GOAL OF THE EXERCISE: Each line that includes the word "instruction" should be copied from the records.

Items from a dataset
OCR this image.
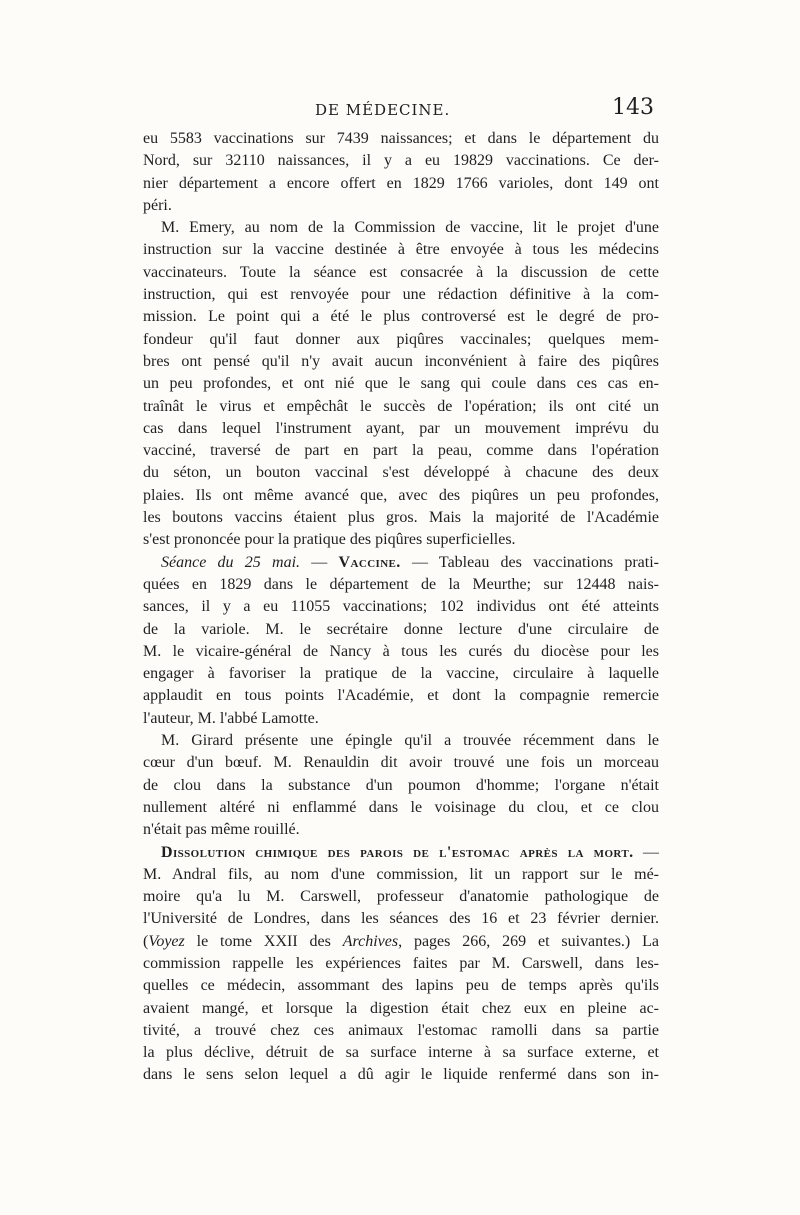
DE MÉDECINE.	143
eu 5583 vaccinations sur 7439 naissances; et dans le département du
Nord, sur 32110 naissances, il y a eu 19829 vaccinations. Ce der-
nier département a encore offert en 1829 1766 varioles, dont 149 ont
péri.
M. Emery, au nom de la Commission de vaccine, lit le projet d'une
instruction sur la vaccine destinée à être envoyée à tous les médecins
vaccinateurs. Toute la séance est consacrée à la discussion de cette
instruction, qui est renvoyée pour une rédaction définitive à la com-
mission. Le point qui a été le plus controversé est le degré de pro-
fondeur qu'il faut donner aux piqûres vaccinales; quelques mem-
bres ont pensé qu'il n'y avait aucun inconvénient à faire des piqûres
un peu profondes, et ont nié que le sang qui coule dans ces cas en-
traînât le virus et empêchât le succès de l'opération; ils ont cité un
cas dans lequel l'instrument ayant, par un mouvement imprévu du
vacciné, traversé de part en part la peau, comme dans l'opération
du séton, un bouton vaccinal s'est développé à chacune des deux
plaies. Ils ont même avancé que, avec des piqûres un peu profondes,
les boutons vaccins étaient plus gros. Mais la majorité de l'Académie
s'est prononcée pour la pratique des piqûres superficielles.
Séance du 25 mai. — Vaccine. — Tableau des vaccinations prati-
quées en 1829 dans le département de la Meurthe; sur 12448 nais-
sances, il y a eu 11055 vaccinations; 102 individus ont été atteints
de la variole. M. le secrétaire donne lecture d'une circulaire de
M. le vicaire-général de Nancy à tous les curés du diocèse pour les
engager à favoriser la pratique de la vaccine, circulaire à laquelle
applaudit en tous points l'Académie, et dont la compagnie remercie
l'auteur, M. l'abbé Lamotte.
M. Girard présente une épingle qu'il a trouvée récemment dans le
cœur d'un bœuf. M. Renauldin dit avoir trouvé une fois un morceau
de clou dans la substance d'un poumon d'homme; l'organe n'était
nullement altéré ni enflammé dans le voisinage du clou, et ce clou
n'était pas même rouillé.
Dissolution chimique des parois de l'estomac après la mort. —
M. Andral fils, au nom d'une commission, lit un rapport sur le mé-
moire qu'a lu M. Carswell, professeur d'anatomie pathologique de
l'Université de Londres, dans les séances des 16 et 23 février dernier.
(Voyez le tome XXII des Archives, pages 266, 269 et suivantes.) La
commission rappelle les expériences faites par M. Carswell, dans les-
quelles ce médecin, assommant des lapins peu de temps après qu'ils
avaient mangé, et lorsque la digestion était chez eux en pleine ac-
tivité, a trouvé chez ces animaux l'estomac ramolli dans sa partie
la plus déclive, détruit de sa surface interne à sa surface externe, et
dans le sens selon lequel a dû agir le liquide renfermé dans son in-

WRITTEN REPLY:
instruction sur la vaccine destinée à être envoyée à tous les médecins
instruction, qui est renvoyée pour une rédaction définitive à la com-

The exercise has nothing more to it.